[Aim of the task] Every entry that follows needs to be repeated exactly.

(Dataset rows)

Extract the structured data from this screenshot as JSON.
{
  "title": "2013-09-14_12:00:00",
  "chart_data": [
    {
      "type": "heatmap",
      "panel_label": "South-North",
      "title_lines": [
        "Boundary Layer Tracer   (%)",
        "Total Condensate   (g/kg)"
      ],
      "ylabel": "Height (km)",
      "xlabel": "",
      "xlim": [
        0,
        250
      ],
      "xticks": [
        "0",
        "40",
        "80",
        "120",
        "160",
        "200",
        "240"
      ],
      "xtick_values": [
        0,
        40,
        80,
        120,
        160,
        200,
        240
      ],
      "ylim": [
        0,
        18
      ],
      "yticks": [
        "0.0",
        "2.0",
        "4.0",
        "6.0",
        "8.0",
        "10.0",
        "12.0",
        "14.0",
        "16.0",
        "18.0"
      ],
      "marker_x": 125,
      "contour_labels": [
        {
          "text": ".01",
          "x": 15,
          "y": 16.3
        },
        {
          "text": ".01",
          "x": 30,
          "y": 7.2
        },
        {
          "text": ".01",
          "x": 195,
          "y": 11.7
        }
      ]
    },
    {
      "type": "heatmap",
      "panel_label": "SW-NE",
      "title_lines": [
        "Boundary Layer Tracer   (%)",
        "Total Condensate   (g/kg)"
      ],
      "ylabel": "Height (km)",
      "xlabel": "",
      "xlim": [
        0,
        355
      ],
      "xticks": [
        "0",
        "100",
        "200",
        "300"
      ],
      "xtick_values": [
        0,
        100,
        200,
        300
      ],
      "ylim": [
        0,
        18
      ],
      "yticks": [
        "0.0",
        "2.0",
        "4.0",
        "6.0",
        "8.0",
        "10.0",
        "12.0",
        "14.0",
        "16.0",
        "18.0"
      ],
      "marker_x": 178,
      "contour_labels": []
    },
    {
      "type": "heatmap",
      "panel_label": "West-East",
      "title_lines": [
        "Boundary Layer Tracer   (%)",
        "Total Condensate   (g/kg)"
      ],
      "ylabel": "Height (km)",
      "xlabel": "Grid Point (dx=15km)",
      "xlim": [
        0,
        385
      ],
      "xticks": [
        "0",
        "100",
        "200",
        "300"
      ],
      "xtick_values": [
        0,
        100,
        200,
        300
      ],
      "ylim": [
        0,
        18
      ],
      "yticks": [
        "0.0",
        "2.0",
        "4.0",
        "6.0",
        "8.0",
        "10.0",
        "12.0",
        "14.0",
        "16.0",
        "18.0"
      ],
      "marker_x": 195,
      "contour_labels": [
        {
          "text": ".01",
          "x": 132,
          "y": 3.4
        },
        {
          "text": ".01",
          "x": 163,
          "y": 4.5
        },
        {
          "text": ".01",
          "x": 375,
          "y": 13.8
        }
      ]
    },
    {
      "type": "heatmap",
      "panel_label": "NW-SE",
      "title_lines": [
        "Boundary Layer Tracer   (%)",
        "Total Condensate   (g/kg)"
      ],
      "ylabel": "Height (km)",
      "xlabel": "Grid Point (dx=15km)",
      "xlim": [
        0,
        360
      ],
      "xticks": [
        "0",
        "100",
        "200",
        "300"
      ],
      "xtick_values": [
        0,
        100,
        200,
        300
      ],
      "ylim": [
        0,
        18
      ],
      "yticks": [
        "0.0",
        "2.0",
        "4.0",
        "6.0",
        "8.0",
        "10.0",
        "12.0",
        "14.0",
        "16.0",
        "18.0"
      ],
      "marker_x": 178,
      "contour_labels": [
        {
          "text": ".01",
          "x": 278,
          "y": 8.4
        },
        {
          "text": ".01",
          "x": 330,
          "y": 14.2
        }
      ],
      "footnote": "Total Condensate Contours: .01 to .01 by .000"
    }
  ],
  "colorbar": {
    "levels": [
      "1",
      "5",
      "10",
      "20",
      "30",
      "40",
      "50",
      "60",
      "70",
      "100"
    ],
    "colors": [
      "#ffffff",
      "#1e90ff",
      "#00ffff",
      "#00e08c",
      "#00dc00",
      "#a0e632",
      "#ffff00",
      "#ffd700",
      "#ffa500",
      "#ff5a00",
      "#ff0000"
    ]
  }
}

[Correct response]
Extract the structured data from this screenshot as JSON.
{
  "title": "2013-09-14_12:00:00",
  "chart_data": [
    {
      "type": "heatmap",
      "panel_label": "South-North",
      "title_lines": [
        "Boundary Layer Tracer   (%)",
        "Total Condensate   (g/kg)"
      ],
      "ylabel": "Height (km)",
      "xlabel": "",
      "xlim": [
        0,
        250
      ],
      "xticks": [
        "0",
        "40",
        "80",
        "120",
        "160",
        "200",
        "240"
      ],
      "xtick_values": [
        0,
        40,
        80,
        120,
        160,
        200,
        240
      ],
      "ylim": [
        0,
        18
      ],
      "yticks": [
        "0.0",
        "2.0",
        "4.0",
        "6.0",
        "8.0",
        "10.0",
        "12.0",
        "14.0",
        "16.0",
        "18.0"
      ],
      "marker_x": 125,
      "contour_labels": [
        {
          "text": ".01",
          "x": 15,
          "y": 16.3
        },
        {
          "text": ".01",
          "x": 30,
          "y": 7.2
        },
        {
          "text": ".01",
          "x": 195,
          "y": 11.7
        }
      ]
    },
    {
      "type": "heatmap",
      "panel_label": "SW-NE",
      "title_lines": [
        "Boundary Layer Tracer   (%)",
        "Total Condensate   (g/kg)"
      ],
      "ylabel": "Height (km)",
      "xlabel": "",
      "xlim": [
        0,
        355
      ],
      "xticks": [
        "0",
        "100",
        "200",
        "300"
      ],
      "xtick_values": [
        0,
        100,
        200,
        300
      ],
      "ylim": [
        0,
        18
      ],
      "yticks": [
        "0.0",
        "2.0",
        "4.0",
        "6.0",
        "8.0",
        "10.0",
        "12.0",
        "14.0",
        "16.0",
        "18.0"
      ],
      "marker_x": 178,
      "contour_labels": []
    },
    {
      "type": "heatmap",
      "panel_label": "West-East",
      "title_lines": [
        "Boundary Layer Tracer   (%)",
        "Total Condensate   (g/kg)"
      ],
      "ylabel": "Height (km)",
      "xlabel": "Grid Point (dx=15km)",
      "xlim": [
        0,
        385
      ],
      "xticks": [
        "0",
        "100",
        "200",
        "300"
      ],
      "xtick_values": [
        0,
        100,
        200,
        300
      ],
      "ylim": [
        0,
        18
      ],
      "yticks": [
        "0.0",
        "2.0",
        "4.0",
        "6.0",
        "8.0",
        "10.0",
        "12.0",
        "14.0",
        "16.0",
        "18.0"
      ],
      "marker_x": 195,
      "contour_labels": [
        {
          "text": ".01",
          "x": 132,
          "y": 3.4
        },
        {
          "text": ".01",
          "x": 163,
          "y": 4.5
        },
        {
          "text": ".01",
          "x": 375,
          "y": 13.8
        }
      ]
    },
    {
      "type": "heatmap",
      "panel_label": "NW-SE",
      "title_lines": [
        "Boundary Layer Tracer   (%)",
        "Total Condensate   (g/kg)"
      ],
      "ylabel": "Height (km)",
      "xlabel": "Grid Point (dx=15km)",
      "xlim": [
        0,
        360
      ],
      "xticks": [
        "0",
        "100",
        "200",
        "300"
      ],
      "xtick_values": [
        0,
        100,
        200,
        300
      ],
      "ylim": [
        0,
        18
      ],
      "yticks": [
        "0.0",
        "2.0",
        "4.0",
        "6.0",
        "8.0",
        "10.0",
        "12.0",
        "14.0",
        "16.0",
        "18.0"
      ],
      "marker_x": 178,
      "contour_labels": [
        {
          "text": ".01",
          "x": 278,
          "y": 8.4
        },
        {
          "text": ".01",
          "x": 330,
          "y": 14.2
        }
      ],
      "footnote": "Total Condensate Contours: .01 to .01 by .000"
    }
  ],
  "colorbar": {
    "levels": [
      "1",
      "5",
      "10",
      "20",
      "30",
      "40",
      "50",
      "60",
      "70",
      "100"
    ],
    "colors": [
      "#ffffff",
      "#1e90ff",
      "#00ffff",
      "#00e08c",
      "#00dc00",
      "#a0e632",
      "#ffff00",
      "#ffd700",
      "#ffa500",
      "#ff5a00",
      "#ff0000"
    ]
  }
}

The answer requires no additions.